-- start of Data shown --

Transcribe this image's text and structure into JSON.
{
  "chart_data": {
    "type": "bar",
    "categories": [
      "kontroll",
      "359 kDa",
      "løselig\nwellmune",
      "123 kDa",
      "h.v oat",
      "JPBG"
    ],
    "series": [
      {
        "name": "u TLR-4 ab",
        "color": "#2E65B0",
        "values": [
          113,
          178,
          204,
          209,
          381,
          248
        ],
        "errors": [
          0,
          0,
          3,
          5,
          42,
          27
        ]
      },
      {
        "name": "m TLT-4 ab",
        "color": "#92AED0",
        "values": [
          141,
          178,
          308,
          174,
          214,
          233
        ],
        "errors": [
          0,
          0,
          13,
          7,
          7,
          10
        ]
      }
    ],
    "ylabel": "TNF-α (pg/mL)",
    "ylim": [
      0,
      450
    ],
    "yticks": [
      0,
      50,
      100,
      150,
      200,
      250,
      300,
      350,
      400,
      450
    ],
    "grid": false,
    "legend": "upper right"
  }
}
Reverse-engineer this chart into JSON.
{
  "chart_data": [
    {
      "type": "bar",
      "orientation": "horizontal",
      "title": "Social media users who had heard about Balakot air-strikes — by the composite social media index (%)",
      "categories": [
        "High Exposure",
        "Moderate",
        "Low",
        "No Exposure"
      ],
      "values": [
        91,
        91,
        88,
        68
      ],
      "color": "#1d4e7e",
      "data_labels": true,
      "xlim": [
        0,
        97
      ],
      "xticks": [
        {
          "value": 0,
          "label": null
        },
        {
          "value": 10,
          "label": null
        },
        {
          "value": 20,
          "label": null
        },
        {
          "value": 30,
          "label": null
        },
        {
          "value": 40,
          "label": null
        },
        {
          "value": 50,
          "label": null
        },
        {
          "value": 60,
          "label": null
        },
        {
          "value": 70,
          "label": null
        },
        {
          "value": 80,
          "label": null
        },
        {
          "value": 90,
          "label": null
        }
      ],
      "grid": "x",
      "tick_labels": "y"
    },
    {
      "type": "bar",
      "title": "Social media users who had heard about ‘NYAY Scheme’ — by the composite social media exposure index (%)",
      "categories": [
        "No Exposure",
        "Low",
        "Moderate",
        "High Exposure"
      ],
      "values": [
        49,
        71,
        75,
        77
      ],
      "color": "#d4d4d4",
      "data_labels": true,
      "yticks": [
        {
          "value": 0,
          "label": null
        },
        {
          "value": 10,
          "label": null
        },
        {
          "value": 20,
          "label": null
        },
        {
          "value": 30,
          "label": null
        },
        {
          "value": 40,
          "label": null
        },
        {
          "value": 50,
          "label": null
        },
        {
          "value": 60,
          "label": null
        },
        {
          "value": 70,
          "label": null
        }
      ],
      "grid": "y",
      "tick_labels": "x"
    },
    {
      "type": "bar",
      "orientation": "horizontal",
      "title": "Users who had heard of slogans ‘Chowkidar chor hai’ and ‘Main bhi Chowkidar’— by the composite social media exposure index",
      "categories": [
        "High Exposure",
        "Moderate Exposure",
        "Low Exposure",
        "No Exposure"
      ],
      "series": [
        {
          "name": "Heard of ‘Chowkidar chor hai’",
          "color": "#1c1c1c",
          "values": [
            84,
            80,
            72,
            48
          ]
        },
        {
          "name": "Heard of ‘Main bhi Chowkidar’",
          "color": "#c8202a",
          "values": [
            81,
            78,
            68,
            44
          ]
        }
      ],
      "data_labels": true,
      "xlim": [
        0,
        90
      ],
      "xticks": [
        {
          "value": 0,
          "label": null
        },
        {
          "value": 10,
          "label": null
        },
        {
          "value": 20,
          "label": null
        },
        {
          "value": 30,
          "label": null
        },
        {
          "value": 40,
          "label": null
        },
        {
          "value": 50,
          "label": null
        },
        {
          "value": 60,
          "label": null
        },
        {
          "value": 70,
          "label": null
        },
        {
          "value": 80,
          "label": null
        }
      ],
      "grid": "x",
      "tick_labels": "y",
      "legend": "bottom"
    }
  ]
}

-- end of Data shown --

• _What is asked_
Retype all of the material, keeping each line exact.

• _Exercise output_
Transcribe this image's text and structure into JSON.
{
  "chart_data": {
    "type": "bar",
    "categories": [
      "kontroll",
      "359 kDa",
      "løselig\nwellmune",
      "123 kDa",
      "h.v oat",
      "JPBG"
    ],
    "series": [
      {
        "name": "u TLR-4 ab",
        "color": "#2E65B0",
        "values": [
          113,
          178,
          204,
          209,
          381,
          248
        ],
        "errors": [
          0,
          0,
          3,
          5,
          42,
          27
        ]
      },
      {
        "name": "m TLT-4 ab",
        "color": "#92AED0",
        "values": [
          141,
          178,
          308,
          174,
          214,
          233
        ],
        "errors": [
          0,
          0,
          13,
          7,
          7,
          10
        ]
      }
    ],
    "ylabel": "TNF-α (pg/mL)",
    "ylim": [
      0,
      450
    ],
    "yticks": [
      0,
      50,
      100,
      150,
      200,
      250,
      300,
      350,
      400,
      450
    ],
    "grid": false,
    "legend": "upper right"
  }
}
Reverse-engineer this chart into JSON.
{
  "chart_data": [
    {
      "type": "bar",
      "orientation": "horizontal",
      "title": "Social media users who had heard about Balakot air-strikes — by the composite social media index (%)",
      "categories": [
        "High Exposure",
        "Moderate",
        "Low",
        "No Exposure"
      ],
      "values": [
        91,
        91,
        88,
        68
      ],
      "color": "#1d4e7e",
      "data_labels": true,
      "xlim": [
        0,
        97
      ],
      "xticks": [
        {
          "value": 0,
          "label": null
        },
        {
          "value": 10,
          "label": null
        },
        {
          "value": 20,
          "label": null
        },
        {
          "value": 30,
          "label": null
        },
        {
          "value": 40,
          "label": null
        },
        {
          "value": 50,
          "label": null
        },
        {
          "value": 60,
          "label": null
        },
        {
          "value": 70,
          "label": null
        },
        {
          "value": 80,
          "label": null
        },
        {
          "value": 90,
          "label": null
        }
      ],
      "grid": "x",
      "tick_labels": "y"
    },
    {
      "type": "bar",
      "title": "Social media users who had heard about ‘NYAY Scheme’ — by the composite social media exposure index (%)",
      "categories": [
        "No Exposure",
        "Low",
        "Moderate",
        "High Exposure"
      ],
      "values": [
        49,
        71,
        75,
        77
      ],
      "color": "#d4d4d4",
      "data_labels": true,
      "yticks": [
        {
          "value": 0,
          "label": null
        },
        {
          "value": 10,
          "label": null
        },
        {
          "value": 20,
          "label": null
        },
        {
          "value": 30,
          "label": null
        },
        {
          "value": 40,
          "label": null
        },
        {
          "value": 50,
          "label": null
        },
        {
          "value": 60,
          "label": null
        },
        {
          "value": 70,
          "label": null
        }
      ],
      "grid": "y",
      "tick_labels": "x"
    },
    {
      "type": "bar",
      "orientation": "horizontal",
      "title": "Users who had heard of slogans ‘Chowkidar chor hai’ and ‘Main bhi Chowkidar’— by the composite social media exposure index",
      "categories": [
        "High Exposure",
        "Moderate Exposure",
        "Low Exposure",
        "No Exposure"
      ],
      "series": [
        {
          "name": "Heard of ‘Chowkidar chor hai’",
          "color": "#1c1c1c",
          "values": [
            84,
            80,
            72,
            48
          ]
        },
        {
          "name": "Heard of ‘Main bhi Chowkidar’",
          "color": "#c8202a",
          "values": [
            81,
            78,
            68,
            44
          ]
        }
      ],
      "data_labels": true,
      "xlim": [
        0,
        90
      ],
      "xticks": [
        {
          "value": 0,
          "label": null
        },
        {
          "value": 10,
          "label": null
        },
        {
          "value": 20,
          "label": null
        },
        {
          "value": 30,
          "label": null
        },
        {
          "value": 40,
          "label": null
        },
        {
          "value": 50,
          "label": null
        },
        {
          "value": 60,
          "label": null
        },
        {
          "value": 70,
          "label": null
        },
        {
          "value": 80,
          "label": null
        }
      ],
      "grid": "x",
      "tick_labels": "y",
      "legend": "bottom"
    }
  ]
}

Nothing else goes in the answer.